Reproduce every line of the material below word for word, leaving out the pictures.

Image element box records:
┏━━
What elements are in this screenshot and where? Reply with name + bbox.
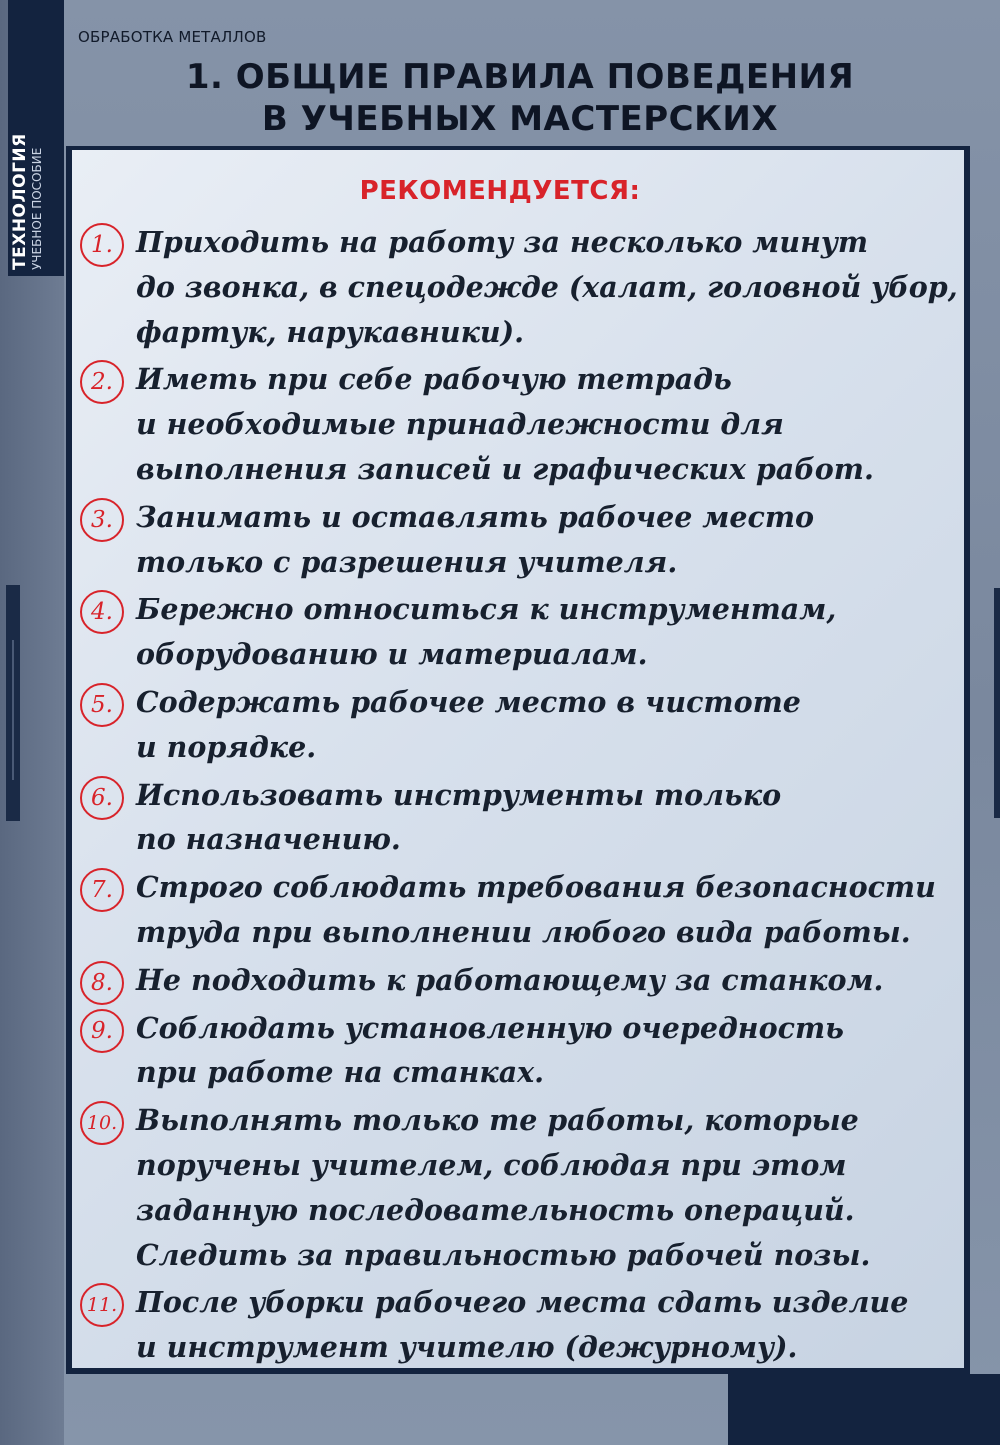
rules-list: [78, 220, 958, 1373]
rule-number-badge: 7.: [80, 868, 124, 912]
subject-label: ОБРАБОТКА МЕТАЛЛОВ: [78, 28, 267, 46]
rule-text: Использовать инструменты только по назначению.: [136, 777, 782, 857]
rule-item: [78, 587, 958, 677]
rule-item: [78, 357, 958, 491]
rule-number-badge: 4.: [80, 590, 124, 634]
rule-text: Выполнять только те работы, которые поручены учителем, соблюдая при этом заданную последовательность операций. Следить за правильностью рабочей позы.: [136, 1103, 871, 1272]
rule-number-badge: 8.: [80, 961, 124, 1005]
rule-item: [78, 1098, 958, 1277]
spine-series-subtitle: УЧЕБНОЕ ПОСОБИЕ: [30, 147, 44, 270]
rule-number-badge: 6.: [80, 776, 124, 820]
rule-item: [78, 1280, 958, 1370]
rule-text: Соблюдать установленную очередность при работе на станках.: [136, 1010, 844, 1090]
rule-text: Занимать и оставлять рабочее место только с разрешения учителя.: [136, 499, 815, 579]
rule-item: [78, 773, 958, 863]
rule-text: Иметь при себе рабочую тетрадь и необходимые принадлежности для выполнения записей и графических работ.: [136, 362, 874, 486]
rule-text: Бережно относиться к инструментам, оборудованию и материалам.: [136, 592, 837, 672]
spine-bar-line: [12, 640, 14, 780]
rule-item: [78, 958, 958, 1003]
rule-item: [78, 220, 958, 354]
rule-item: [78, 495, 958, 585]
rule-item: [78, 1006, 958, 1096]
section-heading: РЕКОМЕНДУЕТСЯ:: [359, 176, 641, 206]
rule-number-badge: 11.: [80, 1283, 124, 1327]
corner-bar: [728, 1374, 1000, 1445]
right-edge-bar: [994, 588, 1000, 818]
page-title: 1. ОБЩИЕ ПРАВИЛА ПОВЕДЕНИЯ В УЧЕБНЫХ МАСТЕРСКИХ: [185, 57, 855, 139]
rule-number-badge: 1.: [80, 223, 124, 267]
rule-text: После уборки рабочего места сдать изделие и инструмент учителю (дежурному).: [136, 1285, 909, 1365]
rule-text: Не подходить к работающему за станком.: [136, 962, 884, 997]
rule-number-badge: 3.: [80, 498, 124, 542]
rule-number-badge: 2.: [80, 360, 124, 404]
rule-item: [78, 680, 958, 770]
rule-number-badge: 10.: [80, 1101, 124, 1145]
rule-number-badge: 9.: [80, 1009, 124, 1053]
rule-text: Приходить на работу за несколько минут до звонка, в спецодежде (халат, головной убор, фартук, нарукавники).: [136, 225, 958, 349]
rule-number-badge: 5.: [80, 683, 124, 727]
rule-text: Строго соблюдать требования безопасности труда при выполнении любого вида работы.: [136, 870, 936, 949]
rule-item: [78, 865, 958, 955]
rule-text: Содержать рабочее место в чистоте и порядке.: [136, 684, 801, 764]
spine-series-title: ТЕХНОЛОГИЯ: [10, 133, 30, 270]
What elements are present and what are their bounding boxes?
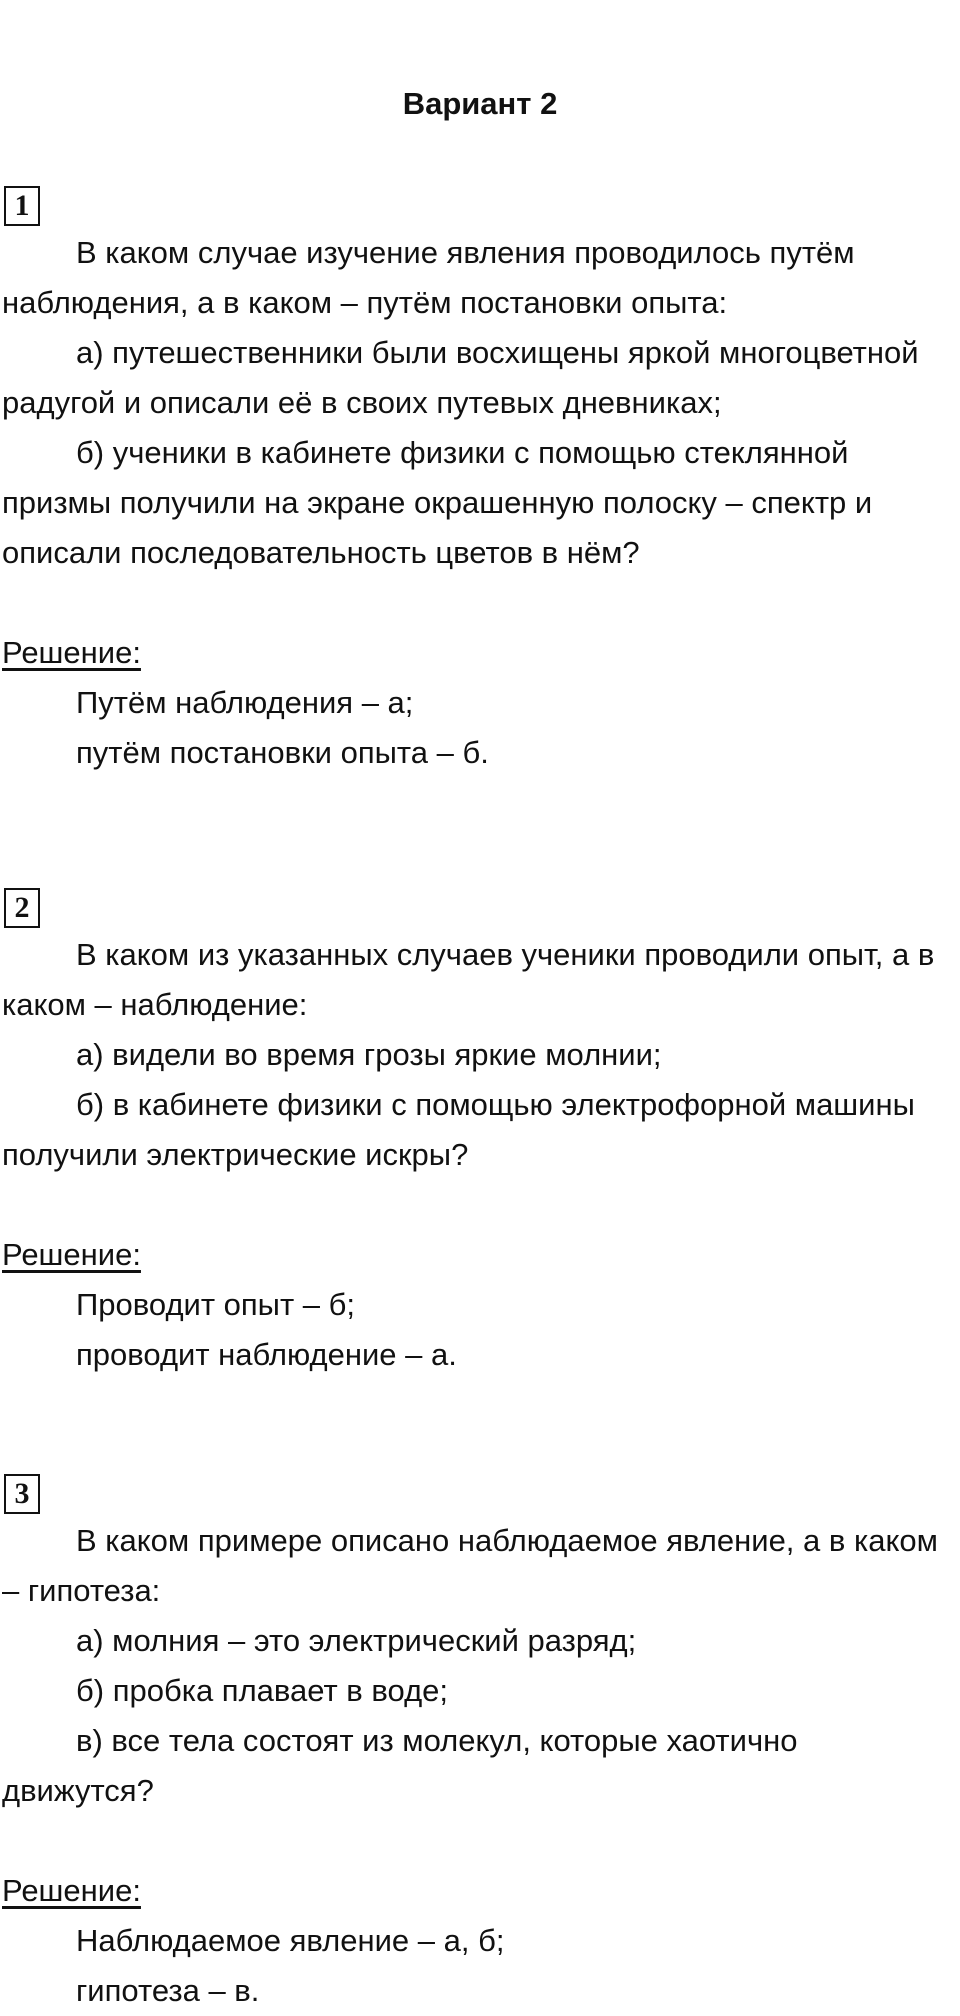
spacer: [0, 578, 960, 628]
┗━━
ANSWER TO THE PROBLEM ::
What elements are in this screenshot and where? Reply with name + bbox.
rules-list: [78, 220, 958, 1373]
rule-number-badge: 7.: [80, 868, 124, 912]
subject-label: ОБРАБОТКА МЕТАЛЛОВ: [78, 28, 267, 46]
rule-text: Использовать инструменты только по назначению.: [136, 777, 782, 857]
rule-item: [78, 587, 958, 677]
rule-item: [78, 357, 958, 491]
rule-number-badge: 4.: [80, 590, 124, 634]
rule-text: Выполнять только те работы, которые поручены учителем, соблюдая при этом заданную последовательность операций. Следить за правильностью рабочей позы.: [136, 1103, 871, 1272]
rule-number-badge: 8.: [80, 961, 124, 1005]
rule-item: [78, 1098, 958, 1277]
spine-series-subtitle: УЧЕБНОЕ ПОСОБИЕ: [30, 147, 44, 270]
rule-number-badge: 6.: [80, 776, 124, 820]
rule-item: [78, 1280, 958, 1370]
rule-text: Соблюдать установленную очередность при работе на станках.: [136, 1010, 844, 1090]
rule-text: Занимать и оставлять рабочее место только с разрешения учителя.: [136, 499, 815, 579]
rule-item: [78, 773, 958, 863]
rule-text: Иметь при себе рабочую тетрадь и необходимые принадлежности для выполнения записей и графических работ.: [136, 362, 874, 486]
rule-text: Бережно относиться к инструментам, оборудованию и материалам.: [136, 592, 837, 672]
spine-bar-line: [12, 640, 14, 780]
rule-item: [78, 958, 958, 1003]
rule-item: [78, 220, 958, 354]
rule-item: [78, 495, 958, 585]
rule-item: [78, 1006, 958, 1096]
section-heading: РЕКОМЕНДУЕТСЯ:: [359, 176, 641, 206]
rule-number-badge: 11.: [80, 1283, 124, 1327]
corner-bar: [728, 1374, 1000, 1445]
right-edge-bar: [994, 588, 1000, 818]
page-title: 1. ОБЩИЕ ПРАВИЛА ПОВЕДЕНИЯ В УЧЕБНЫХ МАСТЕРСКИХ: [185, 57, 855, 139]
rule-number-badge: 1.: [80, 223, 124, 267]
rule-text: После уборки рабочего места сдать изделие и инструмент учителю (дежурному).: [136, 1285, 909, 1365]
rule-text: Не подходить к работающему за станком.: [136, 962, 884, 997]
rule-number-badge: 3.: [80, 498, 124, 542]
rule-number-badge: 2.: [80, 360, 124, 404]
rule-item: [78, 680, 958, 770]
rule-number-badge: 10.: [80, 1101, 124, 1145]
rule-number-badge: 9.: [80, 1009, 124, 1053]
rule-text: Приходить на работу за несколько минут до звонка, в спецодежде (халат, головной убор, фартук, нарукавники).: [136, 225, 958, 349]
rule-number-badge: 5.: [80, 683, 124, 727]
rule-text: Строго соблюдать требования безопасности труда при выполнении любого вида работы.: [136, 870, 936, 949]
rule-item: [78, 865, 958, 955]
rule-text: Содержать рабочее место в чистоте и порядке.: [136, 684, 801, 764]
spine-series-title: ТЕХНОЛОГИЯ: [10, 133, 30, 270]
What elements are present and what are their bounding boxes?
spacer: [0, 578, 960, 628]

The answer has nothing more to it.